**Task to complete:** No images are to be carried over; print all other material exactly as it stands.

#####

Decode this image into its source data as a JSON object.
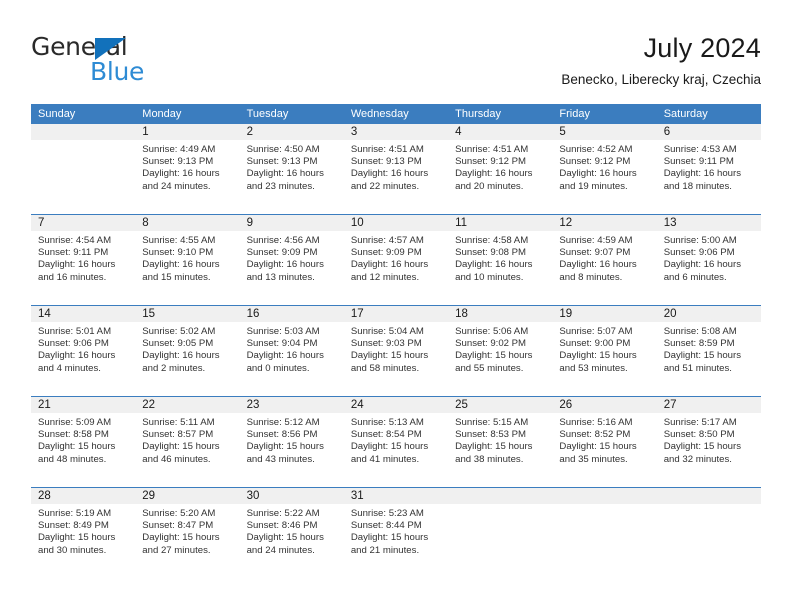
{
  "brand": {
    "name_top": "General",
    "name_bottom": "Blue",
    "flag_color": "#1271bb",
    "blue_color": "#2e8bd4"
  },
  "header": {
    "title": "July 2024",
    "subtitle": "Benecko, Liberecky kraj, Czechia"
  },
  "theme": {
    "header_bg": "#3b7dbf",
    "daynum_bg": "#f0f0f0",
    "grid_line": "#3b7dbf"
  },
  "weekdays": [
    "Sunday",
    "Monday",
    "Tuesday",
    "Wednesday",
    "Thursday",
    "Friday",
    "Saturday"
  ],
  "weeks": [
    [
      {
        "day": "",
        "info": ""
      },
      {
        "day": "1",
        "info": "Sunrise: 4:49 AM\nSunset: 9:13 PM\nDaylight: 16 hours\nand 24 minutes."
      },
      {
        "day": "2",
        "info": "Sunrise: 4:50 AM\nSunset: 9:13 PM\nDaylight: 16 hours\nand 23 minutes."
      },
      {
        "day": "3",
        "info": "Sunrise: 4:51 AM\nSunset: 9:13 PM\nDaylight: 16 hours\nand 22 minutes."
      },
      {
        "day": "4",
        "info": "Sunrise: 4:51 AM\nSunset: 9:12 PM\nDaylight: 16 hours\nand 20 minutes."
      },
      {
        "day": "5",
        "info": "Sunrise: 4:52 AM\nSunset: 9:12 PM\nDaylight: 16 hours\nand 19 minutes."
      },
      {
        "day": "6",
        "info": "Sunrise: 4:53 AM\nSunset: 9:11 PM\nDaylight: 16 hours\nand 18 minutes."
      }
    ],
    [
      {
        "day": "7",
        "info": "Sunrise: 4:54 AM\nSunset: 9:11 PM\nDaylight: 16 hours\nand 16 minutes."
      },
      {
        "day": "8",
        "info": "Sunrise: 4:55 AM\nSunset: 9:10 PM\nDaylight: 16 hours\nand 15 minutes."
      },
      {
        "day": "9",
        "info": "Sunrise: 4:56 AM\nSunset: 9:09 PM\nDaylight: 16 hours\nand 13 minutes."
      },
      {
        "day": "10",
        "info": "Sunrise: 4:57 AM\nSunset: 9:09 PM\nDaylight: 16 hours\nand 12 minutes."
      },
      {
        "day": "11",
        "info": "Sunrise: 4:58 AM\nSunset: 9:08 PM\nDaylight: 16 hours\nand 10 minutes."
      },
      {
        "day": "12",
        "info": "Sunrise: 4:59 AM\nSunset: 9:07 PM\nDaylight: 16 hours\nand 8 minutes."
      },
      {
        "day": "13",
        "info": "Sunrise: 5:00 AM\nSunset: 9:06 PM\nDaylight: 16 hours\nand 6 minutes."
      }
    ],
    [
      {
        "day": "14",
        "info": "Sunrise: 5:01 AM\nSunset: 9:06 PM\nDaylight: 16 hours\nand 4 minutes."
      },
      {
        "day": "15",
        "info": "Sunrise: 5:02 AM\nSunset: 9:05 PM\nDaylight: 16 hours\nand 2 minutes."
      },
      {
        "day": "16",
        "info": "Sunrise: 5:03 AM\nSunset: 9:04 PM\nDaylight: 16 hours\nand 0 minutes."
      },
      {
        "day": "17",
        "info": "Sunrise: 5:04 AM\nSunset: 9:03 PM\nDaylight: 15 hours\nand 58 minutes."
      },
      {
        "day": "18",
        "info": "Sunrise: 5:06 AM\nSunset: 9:02 PM\nDaylight: 15 hours\nand 55 minutes."
      },
      {
        "day": "19",
        "info": "Sunrise: 5:07 AM\nSunset: 9:00 PM\nDaylight: 15 hours\nand 53 minutes."
      },
      {
        "day": "20",
        "info": "Sunrise: 5:08 AM\nSunset: 8:59 PM\nDaylight: 15 hours\nand 51 minutes."
      }
    ],
    [
      {
        "day": "21",
        "info": "Sunrise: 5:09 AM\nSunset: 8:58 PM\nDaylight: 15 hours\nand 48 minutes."
      },
      {
        "day": "22",
        "info": "Sunrise: 5:11 AM\nSunset: 8:57 PM\nDaylight: 15 hours\nand 46 minutes."
      },
      {
        "day": "23",
        "info": "Sunrise: 5:12 AM\nSunset: 8:56 PM\nDaylight: 15 hours\nand 43 minutes."
      },
      {
        "day": "24",
        "info": "Sunrise: 5:13 AM\nSunset: 8:54 PM\nDaylight: 15 hours\nand 41 minutes."
      },
      {
        "day": "25",
        "info": "Sunrise: 5:15 AM\nSunset: 8:53 PM\nDaylight: 15 hours\nand 38 minutes."
      },
      {
        "day": "26",
        "info": "Sunrise: 5:16 AM\nSunset: 8:52 PM\nDaylight: 15 hours\nand 35 minutes."
      },
      {
        "day": "27",
        "info": "Sunrise: 5:17 AM\nSunset: 8:50 PM\nDaylight: 15 hours\nand 32 minutes."
      }
    ],
    [
      {
        "day": "28",
        "info": "Sunrise: 5:19 AM\nSunset: 8:49 PM\nDaylight: 15 hours\nand 30 minutes."
      },
      {
        "day": "29",
        "info": "Sunrise: 5:20 AM\nSunset: 8:47 PM\nDaylight: 15 hours\nand 27 minutes."
      },
      {
        "day": "30",
        "info": "Sunrise: 5:22 AM\nSunset: 8:46 PM\nDaylight: 15 hours\nand 24 minutes."
      },
      {
        "day": "31",
        "info": "Sunrise: 5:23 AM\nSunset: 8:44 PM\nDaylight: 15 hours\nand 21 minutes."
      },
      {
        "day": "",
        "info": ""
      },
      {
        "day": "",
        "info": ""
      },
      {
        "day": "",
        "info": ""
      }
    ]
  ]
}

#####

**Answer below:**
Decode this image into its source data as a JSON object.
{
  "brand": {
    "name_top": "General",
    "name_bottom": "Blue",
    "flag_color": "#1271bb",
    "blue_color": "#2e8bd4"
  },
  "header": {
    "title": "July 2024",
    "subtitle": "Benecko, Liberecky kraj, Czechia"
  },
  "theme": {
    "header_bg": "#3b7dbf",
    "daynum_bg": "#f0f0f0",
    "grid_line": "#3b7dbf"
  },
  "weekdays": [
    "Sunday",
    "Monday",
    "Tuesday",
    "Wednesday",
    "Thursday",
    "Friday",
    "Saturday"
  ],
  "weeks": [
    [
      {
        "day": "",
        "info": ""
      },
      {
        "day": "1",
        "info": "Sunrise: 4:49 AM\nSunset: 9:13 PM\nDaylight: 16 hours\nand 24 minutes."
      },
      {
        "day": "2",
        "info": "Sunrise: 4:50 AM\nSunset: 9:13 PM\nDaylight: 16 hours\nand 23 minutes."
      },
      {
        "day": "3",
        "info": "Sunrise: 4:51 AM\nSunset: 9:13 PM\nDaylight: 16 hours\nand 22 minutes."
      },
      {
        "day": "4",
        "info": "Sunrise: 4:51 AM\nSunset: 9:12 PM\nDaylight: 16 hours\nand 20 minutes."
      },
      {
        "day": "5",
        "info": "Sunrise: 4:52 AM\nSunset: 9:12 PM\nDaylight: 16 hours\nand 19 minutes."
      },
      {
        "day": "6",
        "info": "Sunrise: 4:53 AM\nSunset: 9:11 PM\nDaylight: 16 hours\nand 18 minutes."
      }
    ],
    [
      {
        "day": "7",
        "info": "Sunrise: 4:54 AM\nSunset: 9:11 PM\nDaylight: 16 hours\nand 16 minutes."
      },
      {
        "day": "8",
        "info": "Sunrise: 4:55 AM\nSunset: 9:10 PM\nDaylight: 16 hours\nand 15 minutes."
      },
      {
        "day": "9",
        "info": "Sunrise: 4:56 AM\nSunset: 9:09 PM\nDaylight: 16 hours\nand 13 minutes."
      },
      {
        "day": "10",
        "info": "Sunrise: 4:57 AM\nSunset: 9:09 PM\nDaylight: 16 hours\nand 12 minutes."
      },
      {
        "day": "11",
        "info": "Sunrise: 4:58 AM\nSunset: 9:08 PM\nDaylight: 16 hours\nand 10 minutes."
      },
      {
        "day": "12",
        "info": "Sunrise: 4:59 AM\nSunset: 9:07 PM\nDaylight: 16 hours\nand 8 minutes."
      },
      {
        "day": "13",
        "info": "Sunrise: 5:00 AM\nSunset: 9:06 PM\nDaylight: 16 hours\nand 6 minutes."
      }
    ],
    [
      {
        "day": "14",
        "info": "Sunrise: 5:01 AM\nSunset: 9:06 PM\nDaylight: 16 hours\nand 4 minutes."
      },
      {
        "day": "15",
        "info": "Sunrise: 5:02 AM\nSunset: 9:05 PM\nDaylight: 16 hours\nand 2 minutes."
      },
      {
        "day": "16",
        "info": "Sunrise: 5:03 AM\nSunset: 9:04 PM\nDaylight: 16 hours\nand 0 minutes."
      },
      {
        "day": "17",
        "info": "Sunrise: 5:04 AM\nSunset: 9:03 PM\nDaylight: 15 hours\nand 58 minutes."
      },
      {
        "day": "18",
        "info": "Sunrise: 5:06 AM\nSunset: 9:02 PM\nDaylight: 15 hours\nand 55 minutes."
      },
      {
        "day": "19",
        "info": "Sunrise: 5:07 AM\nSunset: 9:00 PM\nDaylight: 15 hours\nand 53 minutes."
      },
      {
        "day": "20",
        "info": "Sunrise: 5:08 AM\nSunset: 8:59 PM\nDaylight: 15 hours\nand 51 minutes."
      }
    ],
    [
      {
        "day": "21",
        "info": "Sunrise: 5:09 AM\nSunset: 8:58 PM\nDaylight: 15 hours\nand 48 minutes."
      },
      {
        "day": "22",
        "info": "Sunrise: 5:11 AM\nSunset: 8:57 PM\nDaylight: 15 hours\nand 46 minutes."
      },
      {
        "day": "23",
        "info": "Sunrise: 5:12 AM\nSunset: 8:56 PM\nDaylight: 15 hours\nand 43 minutes."
      },
      {
        "day": "24",
        "info": "Sunrise: 5:13 AM\nSunset: 8:54 PM\nDaylight: 15 hours\nand 41 minutes."
      },
      {
        "day": "25",
        "info": "Sunrise: 5:15 AM\nSunset: 8:53 PM\nDaylight: 15 hours\nand 38 minutes."
      },
      {
        "day": "26",
        "info": "Sunrise: 5:16 AM\nSunset: 8:52 PM\nDaylight: 15 hours\nand 35 minutes."
      },
      {
        "day": "27",
        "info": "Sunrise: 5:17 AM\nSunset: 8:50 PM\nDaylight: 15 hours\nand 32 minutes."
      }
    ],
    [
      {
        "day": "28",
        "info": "Sunrise: 5:19 AM\nSunset: 8:49 PM\nDaylight: 15 hours\nand 30 minutes."
      },
      {
        "day": "29",
        "info": "Sunrise: 5:20 AM\nSunset: 8:47 PM\nDaylight: 15 hours\nand 27 minutes."
      },
      {
        "day": "30",
        "info": "Sunrise: 5:22 AM\nSunset: 8:46 PM\nDaylight: 15 hours\nand 24 minutes."
      },
      {
        "day": "31",
        "info": "Sunrise: 5:23 AM\nSunset: 8:44 PM\nDaylight: 15 hours\nand 21 minutes."
      },
      {
        "day": "",
        "info": ""
      },
      {
        "day": "",
        "info": ""
      },
      {
        "day": "",
        "info": ""
      }
    ]
  ]
}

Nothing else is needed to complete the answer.